(Raw records)
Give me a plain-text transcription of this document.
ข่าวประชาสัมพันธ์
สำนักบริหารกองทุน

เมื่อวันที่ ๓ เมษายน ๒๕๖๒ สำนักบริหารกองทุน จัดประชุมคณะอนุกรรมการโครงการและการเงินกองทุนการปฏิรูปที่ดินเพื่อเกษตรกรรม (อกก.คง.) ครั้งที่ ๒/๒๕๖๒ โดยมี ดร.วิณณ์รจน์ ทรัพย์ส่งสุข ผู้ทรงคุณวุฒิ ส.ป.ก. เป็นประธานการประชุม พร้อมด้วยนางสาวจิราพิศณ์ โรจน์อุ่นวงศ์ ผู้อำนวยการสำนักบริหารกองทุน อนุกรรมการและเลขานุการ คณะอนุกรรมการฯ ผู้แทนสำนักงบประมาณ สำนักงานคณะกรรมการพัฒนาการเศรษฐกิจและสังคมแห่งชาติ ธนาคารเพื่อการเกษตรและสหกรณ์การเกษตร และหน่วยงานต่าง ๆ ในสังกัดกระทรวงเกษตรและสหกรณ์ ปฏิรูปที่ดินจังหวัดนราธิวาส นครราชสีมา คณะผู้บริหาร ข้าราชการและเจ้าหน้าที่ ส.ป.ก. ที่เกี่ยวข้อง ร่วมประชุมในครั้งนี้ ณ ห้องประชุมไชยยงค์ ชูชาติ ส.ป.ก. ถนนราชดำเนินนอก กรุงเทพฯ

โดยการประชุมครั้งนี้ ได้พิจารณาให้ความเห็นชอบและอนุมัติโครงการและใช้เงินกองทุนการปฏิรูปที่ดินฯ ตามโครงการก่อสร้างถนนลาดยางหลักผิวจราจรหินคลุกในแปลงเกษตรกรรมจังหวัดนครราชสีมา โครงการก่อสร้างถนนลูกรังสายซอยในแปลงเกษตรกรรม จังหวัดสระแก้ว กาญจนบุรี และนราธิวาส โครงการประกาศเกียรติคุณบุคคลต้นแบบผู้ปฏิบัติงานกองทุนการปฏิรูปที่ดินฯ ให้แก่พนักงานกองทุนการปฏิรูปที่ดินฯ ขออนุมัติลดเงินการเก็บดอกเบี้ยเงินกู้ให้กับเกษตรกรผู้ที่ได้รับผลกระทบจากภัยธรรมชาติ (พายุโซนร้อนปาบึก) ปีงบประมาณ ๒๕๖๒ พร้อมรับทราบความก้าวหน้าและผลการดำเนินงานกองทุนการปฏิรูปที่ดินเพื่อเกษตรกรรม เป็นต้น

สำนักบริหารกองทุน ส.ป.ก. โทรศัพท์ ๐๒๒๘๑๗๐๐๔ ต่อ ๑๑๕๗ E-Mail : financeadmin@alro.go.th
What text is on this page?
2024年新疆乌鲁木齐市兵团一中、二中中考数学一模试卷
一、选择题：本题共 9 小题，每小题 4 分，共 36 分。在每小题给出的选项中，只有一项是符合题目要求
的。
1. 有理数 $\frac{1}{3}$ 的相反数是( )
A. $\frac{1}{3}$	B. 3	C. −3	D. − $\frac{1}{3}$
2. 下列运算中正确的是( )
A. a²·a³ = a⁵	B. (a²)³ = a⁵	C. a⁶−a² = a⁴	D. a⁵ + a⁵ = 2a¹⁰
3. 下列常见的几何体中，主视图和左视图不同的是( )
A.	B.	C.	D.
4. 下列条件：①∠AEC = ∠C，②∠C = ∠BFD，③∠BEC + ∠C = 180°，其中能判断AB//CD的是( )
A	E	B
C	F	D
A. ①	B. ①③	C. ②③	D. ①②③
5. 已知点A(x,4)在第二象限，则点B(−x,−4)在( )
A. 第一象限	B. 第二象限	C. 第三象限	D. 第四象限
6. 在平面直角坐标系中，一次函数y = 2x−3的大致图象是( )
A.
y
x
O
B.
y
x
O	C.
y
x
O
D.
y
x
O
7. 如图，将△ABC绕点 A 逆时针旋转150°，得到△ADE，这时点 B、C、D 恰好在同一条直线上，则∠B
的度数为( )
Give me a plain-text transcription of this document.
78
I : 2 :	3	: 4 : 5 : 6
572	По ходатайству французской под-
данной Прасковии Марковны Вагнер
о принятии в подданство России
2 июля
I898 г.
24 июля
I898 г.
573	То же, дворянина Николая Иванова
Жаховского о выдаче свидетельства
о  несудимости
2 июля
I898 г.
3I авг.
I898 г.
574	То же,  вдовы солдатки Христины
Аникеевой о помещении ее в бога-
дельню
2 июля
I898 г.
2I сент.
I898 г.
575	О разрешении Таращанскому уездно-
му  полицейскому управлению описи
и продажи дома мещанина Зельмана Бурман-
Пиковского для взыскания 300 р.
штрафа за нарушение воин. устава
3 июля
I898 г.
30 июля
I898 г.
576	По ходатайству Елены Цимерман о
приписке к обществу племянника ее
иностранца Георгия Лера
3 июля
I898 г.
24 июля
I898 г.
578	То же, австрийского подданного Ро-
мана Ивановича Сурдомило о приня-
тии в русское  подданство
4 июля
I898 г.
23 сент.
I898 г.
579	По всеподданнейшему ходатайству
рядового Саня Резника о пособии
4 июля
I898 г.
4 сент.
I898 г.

Directions - Extract each line of the listing above, copying it word for word.

Right answer -
Give me a plain-text transcription of this document.
ข่าวประชาสัมพันธ์
สำนักบริหารกองทุน

เมื่อวันที่ ๓ เมษายน ๒๕๖๒ สำนักบริหารกองทุน จัดประชุมคณะอนุกรรมการโครงการและการเงินกองทุนการปฏิรูปที่ดินเพื่อเกษตรกรรม (อกก.คง.) ครั้งที่ ๒/๒๕๖๒ โดยมี ดร.วิณณ์รจน์ ทรัพย์ส่งสุข ผู้ทรงคุณวุฒิ ส.ป.ก. เป็นประธานการประชุม พร้อมด้วยนางสาวจิราพิศณ์ โรจน์อุ่นวงศ์ ผู้อำนวยการสำนักบริหารกองทุน อนุกรรมการและเลขานุการ คณะอนุกรรมการฯ ผู้แทนสำนักงบประมาณ สำนักงานคณะกรรมการพัฒนาการเศรษฐกิจและสังคมแห่งชาติ ธนาคารเพื่อการเกษตรและสหกรณ์การเกษตร และหน่วยงานต่าง ๆ ในสังกัดกระทรวงเกษตรและสหกรณ์ ปฏิรูปที่ดินจังหวัดนราธิวาส นครราชสีมา คณะผู้บริหาร ข้าราชการและเจ้าหน้าที่ ส.ป.ก. ที่เกี่ยวข้อง ร่วมประชุมในครั้งนี้ ณ ห้องประชุมไชยยงค์ ชูชาติ ส.ป.ก. ถนนราชดำเนินนอก กรุงเทพฯ

โดยการประชุมครั้งนี้ ได้พิจารณาให้ความเห็นชอบและอนุมัติโครงการและใช้เงินกองทุนการปฏิรูปที่ดินฯ ตามโครงการก่อสร้างถนนลาดยางหลักผิวจราจรหินคลุกในแปลงเกษตรกรรมจังหวัดนครราชสีมา โครงการก่อสร้างถนนลูกรังสายซอยในแปลงเกษตรกรรม จังหวัดสระแก้ว กาญจนบุรี และนราธิวาส โครงการประกาศเกียรติคุณบุคคลต้นแบบผู้ปฏิบัติงานกองทุนการปฏิรูปที่ดินฯ ให้แก่พนักงานกองทุนการปฏิรูปที่ดินฯ ขออนุมัติลดเงินการเก็บดอกเบี้ยเงินกู้ให้กับเกษตรกรผู้ที่ได้รับผลกระทบจากภัยธรรมชาติ (พายุโซนร้อนปาบึก) ปีงบประมาณ ๒๕๖๒ พร้อมรับทราบความก้าวหน้าและผลการดำเนินงานกองทุนการปฏิรูปที่ดินเพื่อเกษตรกรรม เป็นต้น

สำนักบริหารกองทุน ส.ป.ก. โทรศัพท์ ๐๒๒๘๑๗๐๐๔ ต่อ ๑๑๕๗ E-Mail : financeadmin@alro.go.th
What text is on this page?
2024年新疆乌鲁木齐市兵团一中、二中中考数学一模试卷
一、选择题：本题共 9 小题，每小题 4 分，共 36 分。在每小题给出的选项中，只有一项是符合题目要求
的。
1. 有理数 $\frac{1}{3}$ 的相反数是( )
A. $\frac{1}{3}$	B. 3	C. −3	D. − $\frac{1}{3}$
2. 下列运算中正确的是( )
A. a²·a³ = a⁵	B. (a²)³ = a⁵	C. a⁶−a² = a⁴	D. a⁵ + a⁵ = 2a¹⁰
3. 下列常见的几何体中，主视图和左视图不同的是( )
A.	B.	C.	D.
4. 下列条件：①∠AEC = ∠C，②∠C = ∠BFD，③∠BEC + ∠C = 180°，其中能判断AB//CD的是( )
A	E	B
C	F	D
A. ①	B. ①③	C. ②③	D. ①②③
5. 已知点A(x,4)在第二象限，则点B(−x,−4)在( )
A. 第一象限	B. 第二象限	C. 第三象限	D. 第四象限
6. 在平面直角坐标系中，一次函数y = 2x−3的大致图象是( )
A.
y
x
O
B.
y
x
O	C.
y
x
O
D.
y
x
O
7. 如图，将△ABC绕点 A 逆时针旋转150°，得到△ADE，这时点 B、C、D 恰好在同一条直线上，则∠B
的度数为( )
Give me a plain-text transcription of this document.
78
I : 2 :	3	: 4 : 5 : 6
572	По ходатайству французской под-
данной Прасковии Марковны Вагнер
о принятии в подданство России
2 июля
I898 г.
24 июля
I898 г.
573	То же, дворянина Николая Иванова
Жаховского о выдаче свидетельства
о  несудимости
2 июля
I898 г.
3I авг.
I898 г.
574	То же,  вдовы солдатки Христины
Аникеевой о помещении ее в бога-
дельню
2 июля
I898 г.
2I сент.
I898 г.
575	О разрешении Таращанскому уездно-
му  полицейскому управлению описи
и продажи дома мещанина Зельмана Бурман-
Пиковского для взыскания 300 р.
штрафа за нарушение воин. устава
3 июля
I898 г.
30 июля
I898 г.
576	По ходатайству Елены Цимерман о
приписке к обществу племянника ее
иностранца Георгия Лера
3 июля
I898 г.
24 июля
I898 г.
578	То же, австрийского подданного Ро-
мана Ивановича Сурдомило о приня-
тии в русское  подданство
4 июля
I898 г.
23 сент.
I898 г.
579	По всеподданнейшему ходатайству
рядового Саня Резника о пособии
4 июля
I898 г.
4 сент.
I898 г.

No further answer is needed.